Masters of Art - Albrecht Dürer
Page 32
Amongst the Italians I have many good friends who warn me not to eat and drink with their painters. Many of them are my enemies and they copy my work in the churches and wherever they can find it; and then they revile it and say that the style is not antique and so not good. But Giovanni Bellini has highly praised me before many nobles. He wanted to have something of mine, and himself came to me and asked me to paint him something and he would pay well for it. And all men tell me what an upright man he is, so that I am really friendly with him. He is very old, but is still the best painter of them all. And that which so well pleased me eleven years ago pleases me no longer, if I had not seen it for myself I should not have believed any one who told me. You must know too that there are many better painters here than Master Jacob (Jacopo de’ Barbari) is abroad (wider darvsen Meister J.), yet Anton Kolb would swear an oath that no better painter lives than Jacob. Others sneer at him, saying if he were good he would stay here, and so forth.
I have only to-day begun to sketch in my picture, for my hands were so scabby (grindig) that I could do no work with them, but I have got them cured.
Now be lenient with me and don’t get in a passion so easily, but be gentle like me. I don’t know why you will not learn from me. My friend! I should like to know if any one of your loves is dead — that one close by the water for instance, or the one called or or a so that you might supply her place by another. ALBRECHT DÜRER.
VENICE, February 28, 1506.
I wish you had occasion to come here, I know you would not find time hang on your hands, for there are so many nice men in this country, right good artists. I have such a throng of Italians about me that at times I have to shut myself up. The nobles all wish me well, but few of the painters.
VENICE, April 2, 1506.
The painters here, let me tell you, are very unfriendly to me. They have summoned me three times before the magistrates, and I have had to pay four florins to their school. You must also know that I might have gained a great deal of money if I had not undertaken to paint the German picture. There is much work in it and I cannot get it quite finished before Whitsuntide. Yet they only pay me eighty-five ducats for it. Now you know how much it costs to live, and then I have bought some things and sent some money away, so that I have not much before me now. But don’t misunderstand me, I am firmly purposed not to go away hence till God enables me to repay you with thanks and to have a hundred florins over besides. I should easily earn this if I had not got the German picture to paint, for all men except the painters wish me well.

::::

Jobs:
a - In the Dürer letters from Venice, how many times did the painters summon him before the magistrates?
b - Carry on the Dürer letters from Venice from the point where they stop.

::::

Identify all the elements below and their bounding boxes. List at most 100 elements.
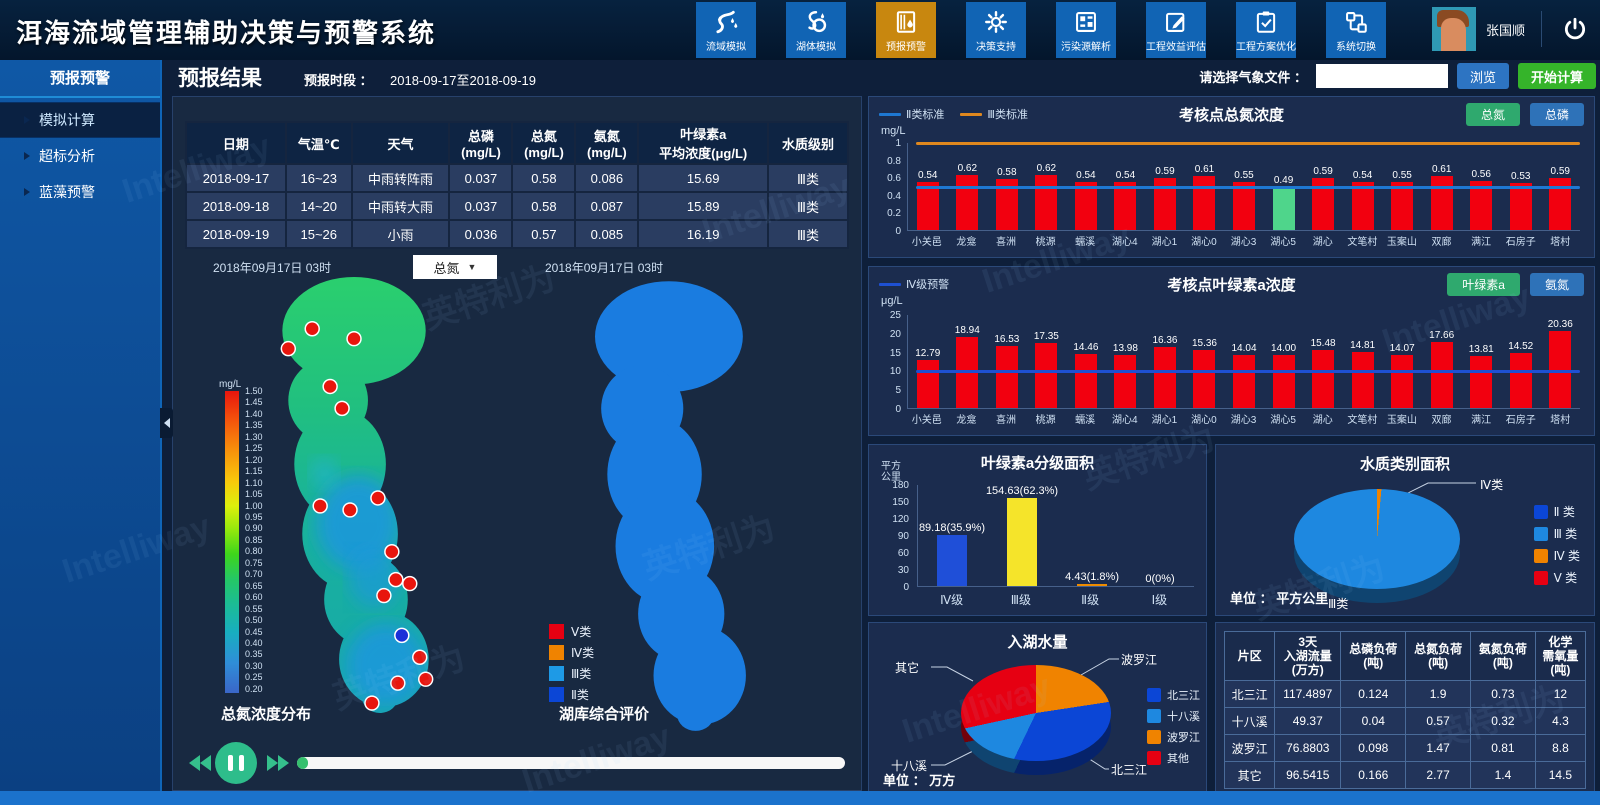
table-cell: 16.19 — [637, 219, 770, 249]
weather-file-input[interactable] — [1315, 64, 1448, 88]
bar-value-label: 14.81 — [1350, 340, 1376, 352]
chart-toggle-总氮[interactable]: 总氮 — [1465, 102, 1520, 126]
table-header: 日期 气温℃ 天气 总磷 (mg/L) 总氮 (mg/L) 氨氮 (mg/L) 叶绿素a 平均浓度(… — [185, 121, 849, 165]
bar-cell: 15.48 — [1303, 315, 1343, 408]
nav-tile-流域模拟[interactable]: 流域模拟 — [696, 2, 756, 58]
bar — [1077, 583, 1108, 586]
x-tick-label: 文笔村 — [1347, 415, 1378, 426]
right-map-date: 2018年09月17日 03时 — [545, 261, 664, 275]
table-cell: 波罗江 — [1223, 734, 1276, 762]
sidebar-item-蓝藻预警[interactable]: 蓝藻预警 — [0, 174, 160, 210]
bar-cell: 0.62 — [948, 143, 988, 230]
y-tick-label: 20 — [889, 328, 901, 340]
x-tick-label: 龙龛 — [956, 415, 977, 426]
table-cell: 14.5 — [1534, 761, 1587, 789]
reference-line — [916, 370, 1580, 374]
x-axis-labels: 小关邑 龙龛 喜洲 桃源 蠕溪 湖心4 湖心1 湖心0 湖心3 湖心5 湖心 文笔村 玉案山 双廊 满江 石房… — [907, 411, 1580, 426]
legend-swatch — [549, 687, 564, 702]
nav-tile-系统切换[interactable]: 系统切换 — [1326, 2, 1386, 58]
scale-tick-label: 0.95 — [245, 511, 263, 522]
panel-tn-concentration-chart: Ⅱ类标准 Ⅲ类标准 考核点总氮浓度 总氮 总磷 mg/L 1 0.8 0.6 0.4 0.2… — [868, 96, 1595, 258]
chart-toggle-叶绿素a[interactable]: 叶绿素a — [1447, 272, 1520, 296]
bar-value-label: 4.43(1.8%) — [1065, 570, 1119, 583]
column-header: 3天 入湖流量 (万方) — [1274, 631, 1342, 681]
power-button[interactable] — [1558, 12, 1592, 46]
y-tick-label: 0 — [895, 404, 901, 415]
bar — [1193, 176, 1216, 230]
nav-tile-污染源解析[interactable]: 污染源解析 — [1056, 2, 1116, 58]
nav-tile-预报预警[interactable]: 预报预警 — [876, 2, 936, 58]
sidebar-item-超标分析[interactable]: 超标分析 — [0, 138, 160, 174]
scale-tick-label: 1.05 — [245, 489, 263, 500]
table-row[interactable]: 2018-09-19 15~26 小雨 0.036 0.57 0.085 16.19 Ⅲ类 — [185, 219, 849, 249]
pie-legend: Ⅱ 类 Ⅲ 类 Ⅳ 类 Ⅴ 类 — [1533, 503, 1580, 586]
fast-forward-button[interactable] — [267, 755, 289, 771]
bar — [1391, 181, 1414, 230]
bar — [1114, 355, 1137, 408]
legend-label: Ⅴ 类 — [1553, 571, 1578, 585]
y-tick-label: 60 — [897, 548, 909, 559]
chart-toggle-氨氮[interactable]: 氨氮 — [1529, 272, 1584, 296]
scale-tick-label: 0.80 — [245, 546, 263, 557]
bar-cell: 154.63(62.3%) — [986, 485, 1058, 586]
bar-value-label: 0.54 — [918, 170, 938, 182]
app-header: 洱海流域管理辅助决策与预警系统 流域模拟 湖体模拟 预报预警 决策支持 污染源解析 工程效… — [0, 0, 1600, 60]
table-row[interactable]: 其它 96.5415 0.166 2.77 1.4 14.5 — [1223, 761, 1587, 789]
x-tick-label: 湖心1 — [1151, 415, 1178, 426]
nav-tile-工程方案优化[interactable]: 工程方案优化 — [1236, 2, 1296, 58]
bar-cell: 0.61 — [1422, 143, 1462, 230]
avatar[interactable] — [1431, 7, 1476, 51]
chart-buttons: 总氮 总磷 — [1465, 102, 1584, 126]
legend-item: Ⅲ 类 — [1533, 525, 1580, 542]
sidebar-item-模拟计算[interactable]: 模拟计算 — [0, 102, 160, 138]
legend-label: Ⅱ类 — [571, 688, 589, 702]
y-axis-unit: μg/L — [881, 295, 903, 307]
pie-top — [1294, 489, 1460, 589]
table-row[interactable]: 波罗江 76.8803 0.098 1.47 0.81 8.8 — [1223, 734, 1587, 762]
bar-cell: 12.79 — [908, 315, 948, 408]
x-tick-label: Ⅱ级 — [1081, 593, 1100, 607]
bar-cell: 0.58 — [987, 143, 1027, 230]
table-row[interactable]: 北三江 117.4897 0.124 1.9 0.73 12 — [1223, 680, 1587, 708]
bar — [1312, 349, 1335, 408]
nav-tile-工程效益评估[interactable]: 工程效益评估 — [1146, 2, 1206, 58]
bar — [1035, 342, 1058, 408]
pause-button[interactable] — [215, 742, 257, 784]
bar-cell: 0.49 — [1264, 143, 1304, 230]
lake-evaluation-map — [595, 281, 746, 731]
header-row: 日期 气温℃ 天气 总磷 (mg/L) 总氮 (mg/L) 氨氮 (mg/L) 叶绿素a 平均浓度(… — [185, 121, 849, 165]
table-row[interactable]: 十八溪 49.37 0.04 0.57 0.32 4.3 — [1223, 707, 1587, 735]
table-cell: 0.58 — [511, 163, 577, 193]
scale-tick-label: 0.25 — [245, 672, 263, 683]
x-tick-label: 蠕溪 — [1075, 237, 1096, 248]
legend-item: Ⅲ类标准 — [960, 106, 1028, 122]
rewind-button[interactable] — [189, 755, 211, 771]
bar — [1312, 178, 1335, 230]
nav-tile-决策支持[interactable]: 决策支持 — [966, 2, 1026, 58]
bar — [1430, 176, 1453, 230]
scale-tick-label: 1.10 — [245, 477, 263, 488]
table-header: 片区 3天 入湖流量 (万方) 总磷负荷 (吨) 总氮负荷 (吨) 氨氮负荷 (吨) 化学 需氧量 (吨… — [1223, 631, 1587, 681]
weather-file-label: 请选择气象文件 ： — [1199, 69, 1307, 85]
y-tick-label: 30 — [897, 565, 909, 576]
scale-tick-label: 0.50 — [245, 615, 263, 626]
bar-value-label: 0.54 — [1115, 170, 1136, 182]
start-calculation-button[interactable]: 开始计算 — [1517, 63, 1596, 89]
timeline-scrubber[interactable] — [297, 757, 845, 769]
scale-tick-label: 0.30 — [245, 660, 263, 671]
parameter-dropdown[interactable]: 总氮 ▼ — [413, 255, 497, 279]
nav-tile-湖体模拟[interactable]: 湖体模拟 — [786, 2, 846, 58]
x-tick-label: 桃源 — [1035, 415, 1056, 426]
scale-tick-label: 0.90 — [245, 523, 263, 534]
x-tick-label: 桃源 — [1035, 237, 1056, 248]
legend-swatch — [1533, 526, 1548, 541]
chart-toggle-总磷[interactable]: 总磷 — [1529, 102, 1584, 126]
forecast-result-panel: 日期 气温℃ 天气 总磷 (mg/L) 总氮 (mg/L) 氨氮 (mg/L) 叶绿素a 平均浓度(… — [172, 96, 862, 791]
bar-value-label: 14.07 — [1389, 343, 1415, 355]
bar-cell: 0.59 — [1145, 143, 1185, 230]
table-row[interactable]: 2018-09-18 14~20 中雨转大雨 0.037 0.58 0.087 15.89 Ⅲ… — [185, 191, 849, 221]
clipboard-check-icon — [1253, 7, 1279, 37]
browse-button[interactable]: 浏览 — [1456, 63, 1509, 89]
sidebar-collapse-button[interactable] — [160, 408, 173, 438]
table-row[interactable]: 2018-09-17 16~23 中雨转阵雨 0.037 0.58 0.086 15.69 Ⅲ… — [185, 163, 849, 193]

::::

Replies:
a - Three times.

b -
Tell my mother to speak to Wolgemut about my brother, and to ask him whether he can make use of him and give him work till I come, or whether he can put him with some one else. I should gladly have brought him with me to Venice, and that would have been useful both to me and him, and he would have learnt the language, but my mother was afraid that the sky would fall on him. Pray keep an eye on him yourself, the women are no use for that. Tell the lad, as you so well can, to be studious and honest till I come, and not to be a trouble to his mother; if I cannot arrange everything I will at all events do all that I can. Alone I certainly should not starve, but to support many is too hard for me, for no one throws his gold away.
Now I commend myself to you. Tell my mother to be ready to sell at the Crown-fair (Heiligthumsfest). I am arranging for my wife to have come home by then; I have written to her too about everything. I will not take any steps about buying the diamond ornament till I get your next letter.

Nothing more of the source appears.